* Problem statement
Quote all entries exactly, leaving pictures aside.

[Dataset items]
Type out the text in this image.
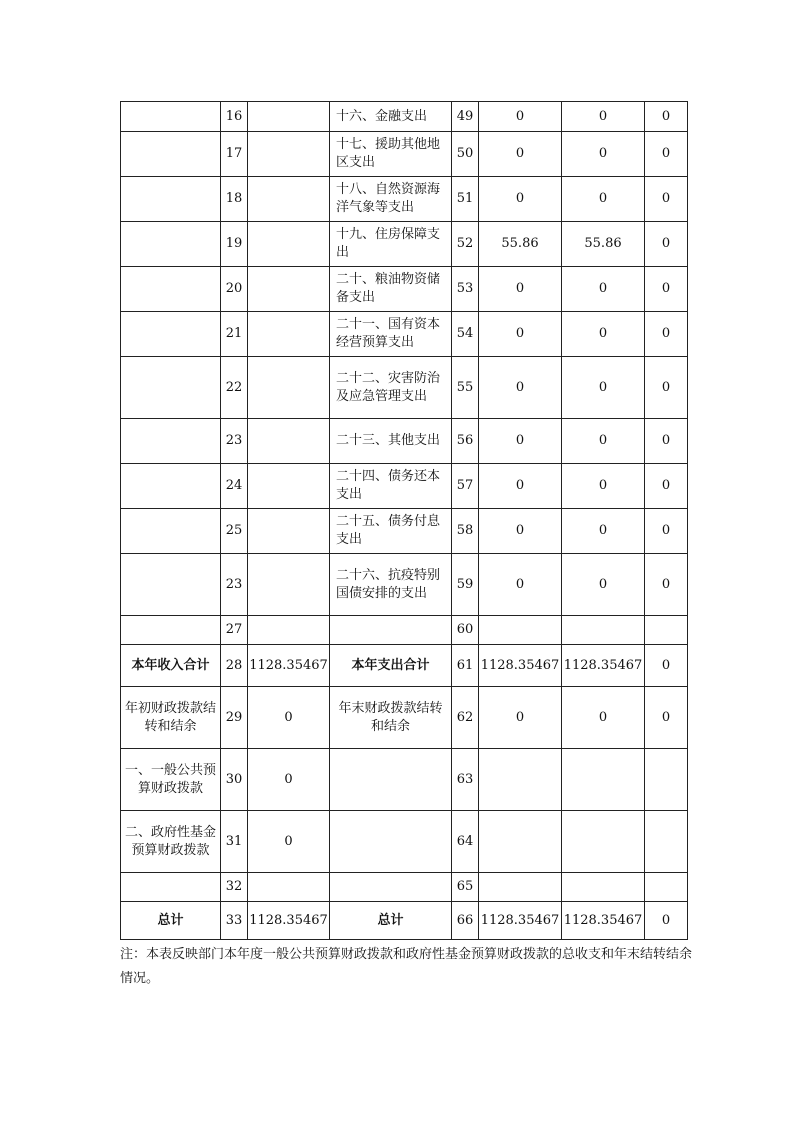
	16		十六、金融支出	49	0	0	0
	17		十七、援助其他地区支出	50	0	0	0
	18		十八、自然资源海洋气象等支出	51	0	0	0
	19		十九、住房保障支出	52	55.86	55.86	0
	20		二十、粮油物资储备支出	53	0	0	0
	21		二十一、国有资本经营预算支出	54	0	0	0
	22		二十二、灾害防治及应急管理支出	55	0	0	0
	23		二十三、其他支出	56	0	0	0
	24		二十四、债务还本支出	57	0	0	0
	25		二十五、债务付息支出	58	0	0	0
	23		二十六、抗疫特别国债安排的支出	59	0	0	0
	27			60			
本年收入合计	28	1128.35467	本年支出合计	61	1128.35467	1128.35467	0
年初财政拨款结转和结余	29	0	年末财政拨款结转和结余	62	0	0	0
一、一般公共预算财政拨款	30	0		63			
二、政府性基金预算财政拨款	31	0		64			
	32			65			
总计	33	1128.35467	总计	66	1128.35467	1128.35467	0
注：本表反映部门本年度一般公共预算财政拨款和政府性基金预算财政拨款的总收支和年末结转结余情况。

* Output
Type out the text in this image.
	16		十六、金融支出	49	0	0	0
	17		十七、援助其他地区支出	50	0	0	0
	18		十八、自然资源海洋气象等支出	51	0	0	0
	19		十九、住房保障支出	52	55.86	55.86	0
	20		二十、粮油物资储备支出	53	0	0	0
	21		二十一、国有资本经营预算支出	54	0	0	0
	22		二十二、灾害防治及应急管理支出	55	0	0	0
	23		二十三、其他支出	56	0	0	0
	24		二十四、债务还本支出	57	0	0	0
	25		二十五、债务付息支出	58	0	0	0
	23		二十六、抗疫特别国债安排的支出	59	0	0	0
	27			60			
本年收入合计	28	1128.35467	本年支出合计	61	1128.35467	1128.35467	0
年初财政拨款结转和结余	29	0	年末财政拨款结转和结余	62	0	0	0
一、一般公共预算财政拨款	30	0		63			
二、政府性基金预算财政拨款	31	0		64			
	32			65			
总计	33	1128.35467	总计	66	1128.35467	1128.35467	0
注：本表反映部门本年度一般公共预算财政拨款和政府性基金预算财政拨款的总收支和年末结转结余情况。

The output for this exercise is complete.